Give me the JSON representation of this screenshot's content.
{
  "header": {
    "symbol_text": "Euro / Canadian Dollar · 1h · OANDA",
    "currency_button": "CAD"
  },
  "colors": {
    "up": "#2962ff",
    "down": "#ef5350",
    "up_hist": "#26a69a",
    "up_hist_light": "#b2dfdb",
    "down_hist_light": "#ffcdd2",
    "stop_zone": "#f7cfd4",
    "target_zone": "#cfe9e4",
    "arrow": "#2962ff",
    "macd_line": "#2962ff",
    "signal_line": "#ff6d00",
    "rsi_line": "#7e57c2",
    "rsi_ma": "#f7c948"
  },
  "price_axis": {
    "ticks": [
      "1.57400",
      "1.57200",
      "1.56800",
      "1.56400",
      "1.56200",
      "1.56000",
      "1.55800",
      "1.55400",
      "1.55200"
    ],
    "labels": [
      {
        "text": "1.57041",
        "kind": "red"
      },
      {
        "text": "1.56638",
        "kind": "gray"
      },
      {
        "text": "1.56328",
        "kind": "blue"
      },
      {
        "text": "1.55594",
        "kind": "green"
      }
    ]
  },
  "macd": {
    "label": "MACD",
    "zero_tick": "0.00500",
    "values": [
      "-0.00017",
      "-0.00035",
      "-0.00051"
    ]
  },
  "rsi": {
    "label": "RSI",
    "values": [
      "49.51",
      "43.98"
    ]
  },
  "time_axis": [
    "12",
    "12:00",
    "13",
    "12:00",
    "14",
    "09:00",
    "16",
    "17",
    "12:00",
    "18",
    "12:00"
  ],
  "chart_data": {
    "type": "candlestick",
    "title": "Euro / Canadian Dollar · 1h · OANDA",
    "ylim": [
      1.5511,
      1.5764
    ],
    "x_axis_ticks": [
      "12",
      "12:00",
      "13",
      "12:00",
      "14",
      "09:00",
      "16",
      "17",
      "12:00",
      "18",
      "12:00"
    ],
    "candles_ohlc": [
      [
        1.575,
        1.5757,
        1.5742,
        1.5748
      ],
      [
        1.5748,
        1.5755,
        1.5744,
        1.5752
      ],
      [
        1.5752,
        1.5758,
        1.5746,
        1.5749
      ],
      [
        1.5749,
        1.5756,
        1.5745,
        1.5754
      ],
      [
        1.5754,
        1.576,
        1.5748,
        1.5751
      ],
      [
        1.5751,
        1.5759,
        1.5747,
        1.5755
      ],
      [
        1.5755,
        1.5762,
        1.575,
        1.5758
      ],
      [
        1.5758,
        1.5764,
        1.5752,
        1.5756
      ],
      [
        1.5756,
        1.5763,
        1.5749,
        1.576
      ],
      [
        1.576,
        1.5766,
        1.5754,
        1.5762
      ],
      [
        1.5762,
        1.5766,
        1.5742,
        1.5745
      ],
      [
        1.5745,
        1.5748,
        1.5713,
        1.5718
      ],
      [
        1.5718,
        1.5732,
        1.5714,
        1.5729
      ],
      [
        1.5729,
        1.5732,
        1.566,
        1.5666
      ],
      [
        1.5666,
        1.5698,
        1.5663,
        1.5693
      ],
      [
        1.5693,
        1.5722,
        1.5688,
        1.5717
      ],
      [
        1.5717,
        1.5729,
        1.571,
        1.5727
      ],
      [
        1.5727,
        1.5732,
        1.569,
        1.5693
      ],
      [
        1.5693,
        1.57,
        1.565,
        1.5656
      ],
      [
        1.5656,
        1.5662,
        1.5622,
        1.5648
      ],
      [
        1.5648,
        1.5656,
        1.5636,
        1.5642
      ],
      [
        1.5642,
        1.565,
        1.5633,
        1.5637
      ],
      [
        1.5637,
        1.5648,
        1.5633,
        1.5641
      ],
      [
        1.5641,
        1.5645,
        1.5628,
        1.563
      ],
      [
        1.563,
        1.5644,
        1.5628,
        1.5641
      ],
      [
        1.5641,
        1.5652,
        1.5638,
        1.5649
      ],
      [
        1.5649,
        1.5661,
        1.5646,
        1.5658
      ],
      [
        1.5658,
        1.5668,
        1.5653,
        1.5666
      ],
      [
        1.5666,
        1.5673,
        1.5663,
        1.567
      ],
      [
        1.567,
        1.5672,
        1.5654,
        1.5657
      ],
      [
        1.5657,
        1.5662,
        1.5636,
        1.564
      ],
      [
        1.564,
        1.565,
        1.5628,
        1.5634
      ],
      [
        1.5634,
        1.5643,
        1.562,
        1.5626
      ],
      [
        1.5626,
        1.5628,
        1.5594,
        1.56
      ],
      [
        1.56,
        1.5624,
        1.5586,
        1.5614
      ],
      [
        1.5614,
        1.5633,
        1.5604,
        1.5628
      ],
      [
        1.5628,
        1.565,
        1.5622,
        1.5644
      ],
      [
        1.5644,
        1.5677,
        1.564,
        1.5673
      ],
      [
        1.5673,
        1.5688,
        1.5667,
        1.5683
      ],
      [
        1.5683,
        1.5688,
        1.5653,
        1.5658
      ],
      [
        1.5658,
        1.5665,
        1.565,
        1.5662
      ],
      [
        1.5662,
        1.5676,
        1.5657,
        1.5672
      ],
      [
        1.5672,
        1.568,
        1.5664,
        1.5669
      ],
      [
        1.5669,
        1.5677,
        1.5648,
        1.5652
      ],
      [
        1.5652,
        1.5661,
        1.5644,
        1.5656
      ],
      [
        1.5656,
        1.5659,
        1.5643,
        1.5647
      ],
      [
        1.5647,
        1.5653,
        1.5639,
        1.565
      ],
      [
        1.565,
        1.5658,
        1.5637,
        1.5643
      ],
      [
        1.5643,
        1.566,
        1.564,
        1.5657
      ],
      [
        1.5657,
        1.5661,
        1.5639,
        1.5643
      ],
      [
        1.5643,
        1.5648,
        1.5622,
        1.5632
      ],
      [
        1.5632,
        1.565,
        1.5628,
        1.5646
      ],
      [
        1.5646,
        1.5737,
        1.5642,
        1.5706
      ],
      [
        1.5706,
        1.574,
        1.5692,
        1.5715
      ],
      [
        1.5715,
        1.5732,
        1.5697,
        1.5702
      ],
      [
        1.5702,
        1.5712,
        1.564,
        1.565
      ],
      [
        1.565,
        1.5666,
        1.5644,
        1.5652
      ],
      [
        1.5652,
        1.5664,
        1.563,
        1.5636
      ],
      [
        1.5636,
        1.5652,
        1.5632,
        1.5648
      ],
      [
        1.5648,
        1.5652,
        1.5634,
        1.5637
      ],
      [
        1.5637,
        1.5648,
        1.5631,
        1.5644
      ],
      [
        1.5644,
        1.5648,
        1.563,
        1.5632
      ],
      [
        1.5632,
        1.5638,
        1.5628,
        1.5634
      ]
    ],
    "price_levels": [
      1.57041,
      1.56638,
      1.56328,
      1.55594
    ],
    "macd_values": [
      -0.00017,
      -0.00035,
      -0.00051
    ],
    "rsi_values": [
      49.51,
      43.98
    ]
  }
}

> _Task details_: Retype each record exactly, leaving nothing out.

> _Complete output_:
Give me the JSON representation of this screenshot's content.
{
  "header": {
    "symbol_text": "Euro / Canadian Dollar · 1h · OANDA",
    "currency_button": "CAD"
  },
  "colors": {
    "up": "#2962ff",
    "down": "#ef5350",
    "up_hist": "#26a69a",
    "up_hist_light": "#b2dfdb",
    "down_hist_light": "#ffcdd2",
    "stop_zone": "#f7cfd4",
    "target_zone": "#cfe9e4",
    "arrow": "#2962ff",
    "macd_line": "#2962ff",
    "signal_line": "#ff6d00",
    "rsi_line": "#7e57c2",
    "rsi_ma": "#f7c948"
  },
  "price_axis": {
    "ticks": [
      "1.57400",
      "1.57200",
      "1.56800",
      "1.56400",
      "1.56200",
      "1.56000",
      "1.55800",
      "1.55400",
      "1.55200"
    ],
    "labels": [
      {
        "text": "1.57041",
        "kind": "red"
      },
      {
        "text": "1.56638",
        "kind": "gray"
      },
      {
        "text": "1.56328",
        "kind": "blue"
      },
      {
        "text": "1.55594",
        "kind": "green"
      }
    ]
  },
  "macd": {
    "label": "MACD",
    "zero_tick": "0.00500",
    "values": [
      "-0.00017",
      "-0.00035",
      "-0.00051"
    ]
  },
  "rsi": {
    "label": "RSI",
    "values": [
      "49.51",
      "43.98"
    ]
  },
  "time_axis": [
    "12",
    "12:00",
    "13",
    "12:00",
    "14",
    "09:00",
    "16",
    "17",
    "12:00",
    "18",
    "12:00"
  ],
  "chart_data": {
    "type": "candlestick",
    "title": "Euro / Canadian Dollar · 1h · OANDA",
    "ylim": [
      1.5511,
      1.5764
    ],
    "x_axis_ticks": [
      "12",
      "12:00",
      "13",
      "12:00",
      "14",
      "09:00",
      "16",
      "17",
      "12:00",
      "18",
      "12:00"
    ],
    "candles_ohlc": [
      [
        1.575,
        1.5757,
        1.5742,
        1.5748
      ],
      [
        1.5748,
        1.5755,
        1.5744,
        1.5752
      ],
      [
        1.5752,
        1.5758,
        1.5746,
        1.5749
      ],
      [
        1.5749,
        1.5756,
        1.5745,
        1.5754
      ],
      [
        1.5754,
        1.576,
        1.5748,
        1.5751
      ],
      [
        1.5751,
        1.5759,
        1.5747,
        1.5755
      ],
      [
        1.5755,
        1.5762,
        1.575,
        1.5758
      ],
      [
        1.5758,
        1.5764,
        1.5752,
        1.5756
      ],
      [
        1.5756,
        1.5763,
        1.5749,
        1.576
      ],
      [
        1.576,
        1.5766,
        1.5754,
        1.5762
      ],
      [
        1.5762,
        1.5766,
        1.5742,
        1.5745
      ],
      [
        1.5745,
        1.5748,
        1.5713,
        1.5718
      ],
      [
        1.5718,
        1.5732,
        1.5714,
        1.5729
      ],
      [
        1.5729,
        1.5732,
        1.566,
        1.5666
      ],
      [
        1.5666,
        1.5698,
        1.5663,
        1.5693
      ],
      [
        1.5693,
        1.5722,
        1.5688,
        1.5717
      ],
      [
        1.5717,
        1.5729,
        1.571,
        1.5727
      ],
      [
        1.5727,
        1.5732,
        1.569,
        1.5693
      ],
      [
        1.5693,
        1.57,
        1.565,
        1.5656
      ],
      [
        1.5656,
        1.5662,
        1.5622,
        1.5648
      ],
      [
        1.5648,
        1.5656,
        1.5636,
        1.5642
      ],
      [
        1.5642,
        1.565,
        1.5633,
        1.5637
      ],
      [
        1.5637,
        1.5648,
        1.5633,
        1.5641
      ],
      [
        1.5641,
        1.5645,
        1.5628,
        1.563
      ],
      [
        1.563,
        1.5644,
        1.5628,
        1.5641
      ],
      [
        1.5641,
        1.5652,
        1.5638,
        1.5649
      ],
      [
        1.5649,
        1.5661,
        1.5646,
        1.5658
      ],
      [
        1.5658,
        1.5668,
        1.5653,
        1.5666
      ],
      [
        1.5666,
        1.5673,
        1.5663,
        1.567
      ],
      [
        1.567,
        1.5672,
        1.5654,
        1.5657
      ],
      [
        1.5657,
        1.5662,
        1.5636,
        1.564
      ],
      [
        1.564,
        1.565,
        1.5628,
        1.5634
      ],
      [
        1.5634,
        1.5643,
        1.562,
        1.5626
      ],
      [
        1.5626,
        1.5628,
        1.5594,
        1.56
      ],
      [
        1.56,
        1.5624,
        1.5586,
        1.5614
      ],
      [
        1.5614,
        1.5633,
        1.5604,
        1.5628
      ],
      [
        1.5628,
        1.565,
        1.5622,
        1.5644
      ],
      [
        1.5644,
        1.5677,
        1.564,
        1.5673
      ],
      [
        1.5673,
        1.5688,
        1.5667,
        1.5683
      ],
      [
        1.5683,
        1.5688,
        1.5653,
        1.5658
      ],
      [
        1.5658,
        1.5665,
        1.565,
        1.5662
      ],
      [
        1.5662,
        1.5676,
        1.5657,
        1.5672
      ],
      [
        1.5672,
        1.568,
        1.5664,
        1.5669
      ],
      [
        1.5669,
        1.5677,
        1.5648,
        1.5652
      ],
      [
        1.5652,
        1.5661,
        1.5644,
        1.5656
      ],
      [
        1.5656,
        1.5659,
        1.5643,
        1.5647
      ],
      [
        1.5647,
        1.5653,
        1.5639,
        1.565
      ],
      [
        1.565,
        1.5658,
        1.5637,
        1.5643
      ],
      [
        1.5643,
        1.566,
        1.564,
        1.5657
      ],
      [
        1.5657,
        1.5661,
        1.5639,
        1.5643
      ],
      [
        1.5643,
        1.5648,
        1.5622,
        1.5632
      ],
      [
        1.5632,
        1.565,
        1.5628,
        1.5646
      ],
      [
        1.5646,
        1.5737,
        1.5642,
        1.5706
      ],
      [
        1.5706,
        1.574,
        1.5692,
        1.5715
      ],
      [
        1.5715,
        1.5732,
        1.5697,
        1.5702
      ],
      [
        1.5702,
        1.5712,
        1.564,
        1.565
      ],
      [
        1.565,
        1.5666,
        1.5644,
        1.5652
      ],
      [
        1.5652,
        1.5664,
        1.563,
        1.5636
      ],
      [
        1.5636,
        1.5652,
        1.5632,
        1.5648
      ],
      [
        1.5648,
        1.5652,
        1.5634,
        1.5637
      ],
      [
        1.5637,
        1.5648,
        1.5631,
        1.5644
      ],
      [
        1.5644,
        1.5648,
        1.563,
        1.5632
      ],
      [
        1.5632,
        1.5638,
        1.5628,
        1.5634
      ]
    ],
    "price_levels": [
      1.57041,
      1.56638,
      1.56328,
      1.55594
    ],
    "macd_values": [
      -0.00017,
      -0.00035,
      -0.00051
    ],
    "rsi_values": [
      49.51,
      43.98
    ]
  }
}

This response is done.